• [EXERCISE DETAILS]: Records follow. Copy every line with "Containing".

• [DATA]:
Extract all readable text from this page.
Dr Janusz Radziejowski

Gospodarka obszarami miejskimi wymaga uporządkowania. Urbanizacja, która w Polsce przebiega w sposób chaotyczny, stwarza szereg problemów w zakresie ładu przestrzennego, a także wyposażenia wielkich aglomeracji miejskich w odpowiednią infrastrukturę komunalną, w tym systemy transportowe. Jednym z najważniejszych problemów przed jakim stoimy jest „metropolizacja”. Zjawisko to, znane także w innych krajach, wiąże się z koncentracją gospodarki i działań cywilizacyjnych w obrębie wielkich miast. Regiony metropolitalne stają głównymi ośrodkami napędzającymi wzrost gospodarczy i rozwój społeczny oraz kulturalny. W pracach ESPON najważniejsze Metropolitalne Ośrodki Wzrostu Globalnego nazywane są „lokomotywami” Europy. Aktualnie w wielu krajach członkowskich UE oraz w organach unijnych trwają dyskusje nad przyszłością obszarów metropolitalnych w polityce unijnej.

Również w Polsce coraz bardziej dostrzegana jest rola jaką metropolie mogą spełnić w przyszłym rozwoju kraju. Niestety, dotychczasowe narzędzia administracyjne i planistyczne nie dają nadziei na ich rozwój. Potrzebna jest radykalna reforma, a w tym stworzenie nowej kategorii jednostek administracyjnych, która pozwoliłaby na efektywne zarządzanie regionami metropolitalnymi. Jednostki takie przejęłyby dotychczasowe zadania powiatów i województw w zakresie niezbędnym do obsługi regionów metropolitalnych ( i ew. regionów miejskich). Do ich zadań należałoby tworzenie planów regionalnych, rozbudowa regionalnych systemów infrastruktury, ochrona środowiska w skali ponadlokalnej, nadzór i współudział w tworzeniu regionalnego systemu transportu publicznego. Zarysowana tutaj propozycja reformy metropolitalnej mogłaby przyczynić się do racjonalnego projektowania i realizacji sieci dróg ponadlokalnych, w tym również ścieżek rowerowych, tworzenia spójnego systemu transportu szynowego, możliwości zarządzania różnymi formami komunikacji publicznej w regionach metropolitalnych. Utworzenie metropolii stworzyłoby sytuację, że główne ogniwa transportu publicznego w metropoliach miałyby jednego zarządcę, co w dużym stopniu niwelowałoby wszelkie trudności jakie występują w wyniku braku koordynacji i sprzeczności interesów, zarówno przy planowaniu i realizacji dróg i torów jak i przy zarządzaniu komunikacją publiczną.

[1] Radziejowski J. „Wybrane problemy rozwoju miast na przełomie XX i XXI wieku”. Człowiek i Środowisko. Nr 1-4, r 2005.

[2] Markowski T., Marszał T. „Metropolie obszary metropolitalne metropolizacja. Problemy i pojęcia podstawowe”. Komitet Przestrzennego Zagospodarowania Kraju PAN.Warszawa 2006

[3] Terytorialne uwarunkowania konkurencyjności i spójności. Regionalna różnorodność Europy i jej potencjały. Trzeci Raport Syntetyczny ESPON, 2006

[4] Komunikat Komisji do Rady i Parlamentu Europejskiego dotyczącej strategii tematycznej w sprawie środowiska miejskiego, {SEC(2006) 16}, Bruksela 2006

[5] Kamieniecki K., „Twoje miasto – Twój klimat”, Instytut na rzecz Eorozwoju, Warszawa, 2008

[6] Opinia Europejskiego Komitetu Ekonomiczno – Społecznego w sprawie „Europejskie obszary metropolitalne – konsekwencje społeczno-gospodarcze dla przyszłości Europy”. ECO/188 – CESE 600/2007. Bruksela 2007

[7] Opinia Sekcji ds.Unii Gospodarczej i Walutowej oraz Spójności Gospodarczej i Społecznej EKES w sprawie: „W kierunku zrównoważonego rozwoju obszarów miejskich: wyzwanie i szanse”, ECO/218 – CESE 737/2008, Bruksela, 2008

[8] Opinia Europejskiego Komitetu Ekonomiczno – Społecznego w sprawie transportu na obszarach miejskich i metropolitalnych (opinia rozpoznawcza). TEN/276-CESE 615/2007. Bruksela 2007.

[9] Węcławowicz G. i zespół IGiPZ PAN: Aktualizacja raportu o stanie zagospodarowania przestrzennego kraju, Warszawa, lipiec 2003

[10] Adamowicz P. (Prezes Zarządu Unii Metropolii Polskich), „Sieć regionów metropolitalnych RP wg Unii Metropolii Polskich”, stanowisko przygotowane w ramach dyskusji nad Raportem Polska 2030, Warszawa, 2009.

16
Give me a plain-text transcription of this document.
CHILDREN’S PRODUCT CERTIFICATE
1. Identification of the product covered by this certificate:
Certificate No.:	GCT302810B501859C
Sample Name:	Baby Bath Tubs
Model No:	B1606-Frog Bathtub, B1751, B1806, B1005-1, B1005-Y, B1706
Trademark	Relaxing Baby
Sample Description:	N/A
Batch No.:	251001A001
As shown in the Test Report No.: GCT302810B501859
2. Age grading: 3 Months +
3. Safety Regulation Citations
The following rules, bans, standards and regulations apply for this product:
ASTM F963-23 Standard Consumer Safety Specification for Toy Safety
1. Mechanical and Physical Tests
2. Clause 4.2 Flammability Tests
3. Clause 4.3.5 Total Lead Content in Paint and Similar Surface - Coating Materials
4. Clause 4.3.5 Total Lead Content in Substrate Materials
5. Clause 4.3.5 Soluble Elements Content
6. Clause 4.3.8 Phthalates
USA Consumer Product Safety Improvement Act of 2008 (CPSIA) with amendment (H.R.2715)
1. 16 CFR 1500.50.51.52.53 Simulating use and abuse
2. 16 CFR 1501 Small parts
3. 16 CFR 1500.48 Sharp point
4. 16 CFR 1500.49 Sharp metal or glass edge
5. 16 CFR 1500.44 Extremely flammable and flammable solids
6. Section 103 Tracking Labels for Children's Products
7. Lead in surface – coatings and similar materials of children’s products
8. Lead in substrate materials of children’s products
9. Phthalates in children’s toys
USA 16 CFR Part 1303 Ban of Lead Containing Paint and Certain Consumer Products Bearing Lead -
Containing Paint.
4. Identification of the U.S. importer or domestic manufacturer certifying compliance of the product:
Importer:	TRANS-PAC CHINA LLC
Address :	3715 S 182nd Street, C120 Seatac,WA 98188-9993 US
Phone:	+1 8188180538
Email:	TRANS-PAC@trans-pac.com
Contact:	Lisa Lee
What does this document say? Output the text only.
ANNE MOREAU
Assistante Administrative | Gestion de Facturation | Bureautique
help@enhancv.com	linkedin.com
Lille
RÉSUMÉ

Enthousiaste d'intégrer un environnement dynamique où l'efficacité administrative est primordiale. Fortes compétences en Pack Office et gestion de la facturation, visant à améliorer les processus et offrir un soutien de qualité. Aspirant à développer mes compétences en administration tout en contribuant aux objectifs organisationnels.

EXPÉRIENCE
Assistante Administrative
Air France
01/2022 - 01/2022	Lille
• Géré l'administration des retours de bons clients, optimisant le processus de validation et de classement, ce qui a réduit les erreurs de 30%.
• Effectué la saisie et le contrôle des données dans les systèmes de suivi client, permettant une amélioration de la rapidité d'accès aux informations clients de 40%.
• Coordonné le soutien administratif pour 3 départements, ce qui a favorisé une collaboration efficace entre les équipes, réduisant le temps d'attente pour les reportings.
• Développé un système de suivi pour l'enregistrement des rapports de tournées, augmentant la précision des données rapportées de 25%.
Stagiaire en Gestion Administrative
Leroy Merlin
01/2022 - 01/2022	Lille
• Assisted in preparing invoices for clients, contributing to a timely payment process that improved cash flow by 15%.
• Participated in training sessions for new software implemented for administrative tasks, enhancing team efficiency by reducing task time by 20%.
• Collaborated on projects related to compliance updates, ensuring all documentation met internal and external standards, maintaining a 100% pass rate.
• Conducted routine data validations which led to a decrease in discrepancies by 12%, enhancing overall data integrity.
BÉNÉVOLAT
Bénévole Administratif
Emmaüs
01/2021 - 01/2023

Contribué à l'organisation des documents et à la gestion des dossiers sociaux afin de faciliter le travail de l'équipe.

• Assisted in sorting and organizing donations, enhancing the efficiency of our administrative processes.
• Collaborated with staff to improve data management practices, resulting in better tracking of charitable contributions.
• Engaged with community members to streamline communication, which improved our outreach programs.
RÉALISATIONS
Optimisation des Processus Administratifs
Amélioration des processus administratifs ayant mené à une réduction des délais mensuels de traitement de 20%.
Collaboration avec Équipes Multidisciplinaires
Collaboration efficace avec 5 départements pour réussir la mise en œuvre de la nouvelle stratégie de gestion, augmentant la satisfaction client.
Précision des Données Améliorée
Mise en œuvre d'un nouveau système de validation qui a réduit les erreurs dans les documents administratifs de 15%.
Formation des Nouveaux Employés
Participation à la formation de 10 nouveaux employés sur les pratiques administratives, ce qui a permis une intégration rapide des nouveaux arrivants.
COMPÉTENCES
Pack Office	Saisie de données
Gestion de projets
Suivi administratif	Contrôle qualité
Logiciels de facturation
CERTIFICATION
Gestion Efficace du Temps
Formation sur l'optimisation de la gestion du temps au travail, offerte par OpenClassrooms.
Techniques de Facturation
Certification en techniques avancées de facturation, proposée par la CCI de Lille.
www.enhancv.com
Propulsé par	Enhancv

• [CORRECT RESPONSE]:
USA 16 CFR Part 1303 Ban of Lead Containing Paint and Certain Consumer Products Bearing Lead -
Containing Paint.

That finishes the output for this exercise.